* EXERCISE DETAILS
Work out how many lines in the entries contain the string "name", and give nothing but that number.

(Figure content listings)
================

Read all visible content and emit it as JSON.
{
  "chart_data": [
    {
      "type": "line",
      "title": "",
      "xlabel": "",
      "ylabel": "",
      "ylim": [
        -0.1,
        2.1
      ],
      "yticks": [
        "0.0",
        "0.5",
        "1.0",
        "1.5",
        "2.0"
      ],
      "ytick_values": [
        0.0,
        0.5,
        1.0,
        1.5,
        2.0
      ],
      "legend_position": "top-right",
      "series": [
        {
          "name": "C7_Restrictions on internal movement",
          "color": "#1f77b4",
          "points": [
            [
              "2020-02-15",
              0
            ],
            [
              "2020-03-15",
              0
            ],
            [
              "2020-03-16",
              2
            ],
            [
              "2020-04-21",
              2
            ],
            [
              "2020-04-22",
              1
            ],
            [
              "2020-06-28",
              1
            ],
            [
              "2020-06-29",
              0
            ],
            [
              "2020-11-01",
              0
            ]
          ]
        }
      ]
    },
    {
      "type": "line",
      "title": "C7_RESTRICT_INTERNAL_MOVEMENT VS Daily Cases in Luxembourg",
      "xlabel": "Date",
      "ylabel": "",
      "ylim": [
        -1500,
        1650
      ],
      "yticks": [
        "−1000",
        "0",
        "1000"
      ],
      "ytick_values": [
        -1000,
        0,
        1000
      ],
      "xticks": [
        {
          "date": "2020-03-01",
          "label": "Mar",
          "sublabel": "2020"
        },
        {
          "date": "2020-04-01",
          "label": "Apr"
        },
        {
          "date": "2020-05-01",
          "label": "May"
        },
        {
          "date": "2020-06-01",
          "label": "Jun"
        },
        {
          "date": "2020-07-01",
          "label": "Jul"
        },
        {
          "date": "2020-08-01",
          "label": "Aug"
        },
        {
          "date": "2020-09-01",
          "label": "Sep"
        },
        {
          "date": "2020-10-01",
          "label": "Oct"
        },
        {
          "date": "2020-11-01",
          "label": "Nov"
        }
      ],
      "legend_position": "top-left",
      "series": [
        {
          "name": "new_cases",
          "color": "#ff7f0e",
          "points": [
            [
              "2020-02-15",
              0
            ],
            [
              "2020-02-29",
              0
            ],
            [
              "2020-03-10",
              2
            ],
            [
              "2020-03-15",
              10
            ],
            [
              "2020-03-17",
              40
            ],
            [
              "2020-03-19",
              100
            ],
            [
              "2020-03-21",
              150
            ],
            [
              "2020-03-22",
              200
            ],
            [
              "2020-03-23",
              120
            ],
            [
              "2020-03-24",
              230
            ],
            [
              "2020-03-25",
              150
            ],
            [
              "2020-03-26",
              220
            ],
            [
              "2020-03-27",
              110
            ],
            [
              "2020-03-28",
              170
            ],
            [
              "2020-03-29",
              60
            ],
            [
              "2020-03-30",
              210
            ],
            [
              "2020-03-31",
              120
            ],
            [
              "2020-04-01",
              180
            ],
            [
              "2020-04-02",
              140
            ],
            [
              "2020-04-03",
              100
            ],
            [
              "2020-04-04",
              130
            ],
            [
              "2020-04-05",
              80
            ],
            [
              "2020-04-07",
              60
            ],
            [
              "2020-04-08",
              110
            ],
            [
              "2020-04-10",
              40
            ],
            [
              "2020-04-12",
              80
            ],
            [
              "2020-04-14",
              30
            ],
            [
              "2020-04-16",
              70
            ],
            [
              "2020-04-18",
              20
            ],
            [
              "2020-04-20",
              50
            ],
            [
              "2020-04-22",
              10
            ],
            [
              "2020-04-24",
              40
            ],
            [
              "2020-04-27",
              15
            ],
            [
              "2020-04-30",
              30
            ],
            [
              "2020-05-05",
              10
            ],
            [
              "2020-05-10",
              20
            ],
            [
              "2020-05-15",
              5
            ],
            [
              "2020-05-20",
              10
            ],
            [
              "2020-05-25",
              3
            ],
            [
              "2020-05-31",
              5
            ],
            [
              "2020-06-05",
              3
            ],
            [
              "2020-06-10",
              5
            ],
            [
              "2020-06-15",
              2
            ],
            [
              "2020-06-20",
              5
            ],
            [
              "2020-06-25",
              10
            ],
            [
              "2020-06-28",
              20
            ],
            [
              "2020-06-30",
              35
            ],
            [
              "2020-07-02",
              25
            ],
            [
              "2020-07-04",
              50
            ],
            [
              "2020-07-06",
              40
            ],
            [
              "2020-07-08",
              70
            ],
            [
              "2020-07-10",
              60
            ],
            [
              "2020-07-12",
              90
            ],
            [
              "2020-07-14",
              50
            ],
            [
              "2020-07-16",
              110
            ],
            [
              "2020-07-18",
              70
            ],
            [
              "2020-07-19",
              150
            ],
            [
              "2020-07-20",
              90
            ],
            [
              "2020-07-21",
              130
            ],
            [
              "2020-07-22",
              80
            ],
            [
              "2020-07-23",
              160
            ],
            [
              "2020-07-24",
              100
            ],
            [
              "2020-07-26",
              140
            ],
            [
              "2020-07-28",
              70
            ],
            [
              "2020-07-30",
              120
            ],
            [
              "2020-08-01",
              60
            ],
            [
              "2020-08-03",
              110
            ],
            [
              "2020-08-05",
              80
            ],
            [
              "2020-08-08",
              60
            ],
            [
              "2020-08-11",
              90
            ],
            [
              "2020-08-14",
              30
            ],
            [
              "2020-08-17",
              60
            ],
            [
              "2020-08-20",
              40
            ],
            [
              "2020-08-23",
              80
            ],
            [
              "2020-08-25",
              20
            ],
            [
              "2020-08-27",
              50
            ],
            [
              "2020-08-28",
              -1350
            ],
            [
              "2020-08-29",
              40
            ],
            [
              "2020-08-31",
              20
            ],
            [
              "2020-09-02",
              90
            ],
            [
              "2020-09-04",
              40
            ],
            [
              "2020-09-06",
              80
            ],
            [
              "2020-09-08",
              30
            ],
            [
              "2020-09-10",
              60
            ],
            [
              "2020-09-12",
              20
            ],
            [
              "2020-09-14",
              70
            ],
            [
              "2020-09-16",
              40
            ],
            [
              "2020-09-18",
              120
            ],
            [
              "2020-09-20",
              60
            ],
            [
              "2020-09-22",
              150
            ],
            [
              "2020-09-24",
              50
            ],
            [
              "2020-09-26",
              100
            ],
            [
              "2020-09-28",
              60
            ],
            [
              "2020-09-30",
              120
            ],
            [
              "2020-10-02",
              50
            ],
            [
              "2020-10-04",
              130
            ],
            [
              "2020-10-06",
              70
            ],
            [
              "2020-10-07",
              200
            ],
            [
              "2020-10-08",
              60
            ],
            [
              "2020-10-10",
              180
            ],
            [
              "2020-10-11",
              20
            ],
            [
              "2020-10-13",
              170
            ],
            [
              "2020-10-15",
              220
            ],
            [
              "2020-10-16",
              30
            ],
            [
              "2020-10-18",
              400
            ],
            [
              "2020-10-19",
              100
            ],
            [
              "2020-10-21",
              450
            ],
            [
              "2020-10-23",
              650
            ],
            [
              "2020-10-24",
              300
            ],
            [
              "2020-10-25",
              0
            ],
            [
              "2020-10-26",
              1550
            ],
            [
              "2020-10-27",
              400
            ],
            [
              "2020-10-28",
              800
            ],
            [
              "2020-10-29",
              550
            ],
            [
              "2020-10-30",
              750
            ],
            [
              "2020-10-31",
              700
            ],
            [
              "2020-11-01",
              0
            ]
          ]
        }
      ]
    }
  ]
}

================

* WRITTEN SOLUTION
2